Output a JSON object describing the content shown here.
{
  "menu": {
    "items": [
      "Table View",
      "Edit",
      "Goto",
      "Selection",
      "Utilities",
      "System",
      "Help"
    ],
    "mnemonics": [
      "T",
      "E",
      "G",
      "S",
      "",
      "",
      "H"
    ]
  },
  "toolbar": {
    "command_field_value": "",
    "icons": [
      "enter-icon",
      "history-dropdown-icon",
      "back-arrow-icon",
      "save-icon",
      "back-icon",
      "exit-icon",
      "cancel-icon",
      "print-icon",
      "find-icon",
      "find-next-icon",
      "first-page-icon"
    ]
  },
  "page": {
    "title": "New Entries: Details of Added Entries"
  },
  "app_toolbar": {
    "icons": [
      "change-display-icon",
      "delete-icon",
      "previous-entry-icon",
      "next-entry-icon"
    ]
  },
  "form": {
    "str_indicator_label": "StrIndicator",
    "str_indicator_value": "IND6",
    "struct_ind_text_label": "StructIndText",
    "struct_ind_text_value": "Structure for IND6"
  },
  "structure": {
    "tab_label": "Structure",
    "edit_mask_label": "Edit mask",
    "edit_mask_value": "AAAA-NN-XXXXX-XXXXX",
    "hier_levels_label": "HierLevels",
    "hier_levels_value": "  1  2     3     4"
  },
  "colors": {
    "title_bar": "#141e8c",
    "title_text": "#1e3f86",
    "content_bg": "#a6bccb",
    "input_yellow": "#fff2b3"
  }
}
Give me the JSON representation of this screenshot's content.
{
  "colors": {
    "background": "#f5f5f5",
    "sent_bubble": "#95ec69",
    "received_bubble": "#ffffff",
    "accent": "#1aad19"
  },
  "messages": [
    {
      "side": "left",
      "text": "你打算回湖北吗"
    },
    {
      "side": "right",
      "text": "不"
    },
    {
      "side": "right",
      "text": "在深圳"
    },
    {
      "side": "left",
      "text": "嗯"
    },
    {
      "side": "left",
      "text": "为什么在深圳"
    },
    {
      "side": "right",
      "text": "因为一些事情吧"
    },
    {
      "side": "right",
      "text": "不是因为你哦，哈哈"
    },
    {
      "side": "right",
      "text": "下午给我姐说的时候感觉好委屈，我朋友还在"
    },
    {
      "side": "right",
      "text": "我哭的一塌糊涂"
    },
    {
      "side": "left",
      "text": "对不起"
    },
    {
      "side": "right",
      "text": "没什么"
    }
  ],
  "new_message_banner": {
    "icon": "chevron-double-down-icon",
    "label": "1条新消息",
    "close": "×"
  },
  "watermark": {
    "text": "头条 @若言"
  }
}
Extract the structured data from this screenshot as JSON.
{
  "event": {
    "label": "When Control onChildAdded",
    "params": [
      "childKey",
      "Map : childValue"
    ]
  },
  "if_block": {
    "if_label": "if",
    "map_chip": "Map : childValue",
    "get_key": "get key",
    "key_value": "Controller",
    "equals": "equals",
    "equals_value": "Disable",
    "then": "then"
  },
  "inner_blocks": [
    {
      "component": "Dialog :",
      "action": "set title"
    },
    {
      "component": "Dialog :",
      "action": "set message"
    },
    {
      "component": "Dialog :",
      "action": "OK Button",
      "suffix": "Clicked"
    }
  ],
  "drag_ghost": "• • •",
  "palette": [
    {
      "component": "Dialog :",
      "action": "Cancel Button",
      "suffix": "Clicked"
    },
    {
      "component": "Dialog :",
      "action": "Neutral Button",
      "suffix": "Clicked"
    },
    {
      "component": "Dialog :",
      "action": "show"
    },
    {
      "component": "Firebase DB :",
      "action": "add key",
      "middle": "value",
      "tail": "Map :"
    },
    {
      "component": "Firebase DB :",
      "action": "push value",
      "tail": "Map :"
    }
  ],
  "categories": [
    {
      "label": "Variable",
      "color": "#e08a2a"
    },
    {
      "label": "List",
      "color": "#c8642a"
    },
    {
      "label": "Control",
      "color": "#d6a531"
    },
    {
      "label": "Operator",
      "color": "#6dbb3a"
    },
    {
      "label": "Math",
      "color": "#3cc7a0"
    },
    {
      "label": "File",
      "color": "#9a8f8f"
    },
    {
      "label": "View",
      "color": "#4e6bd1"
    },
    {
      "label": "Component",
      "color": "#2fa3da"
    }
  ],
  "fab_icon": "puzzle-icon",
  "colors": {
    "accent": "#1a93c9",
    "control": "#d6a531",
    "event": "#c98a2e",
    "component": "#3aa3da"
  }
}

= = = = =

What the task asks
Scan the records above for the string "JSON", then report every line that contains it.

Result of this task
Output a JSON object describing the content shown here.
Give me the JSON representation of this screenshot's content.
Extract the structured data from this screenshot as JSON.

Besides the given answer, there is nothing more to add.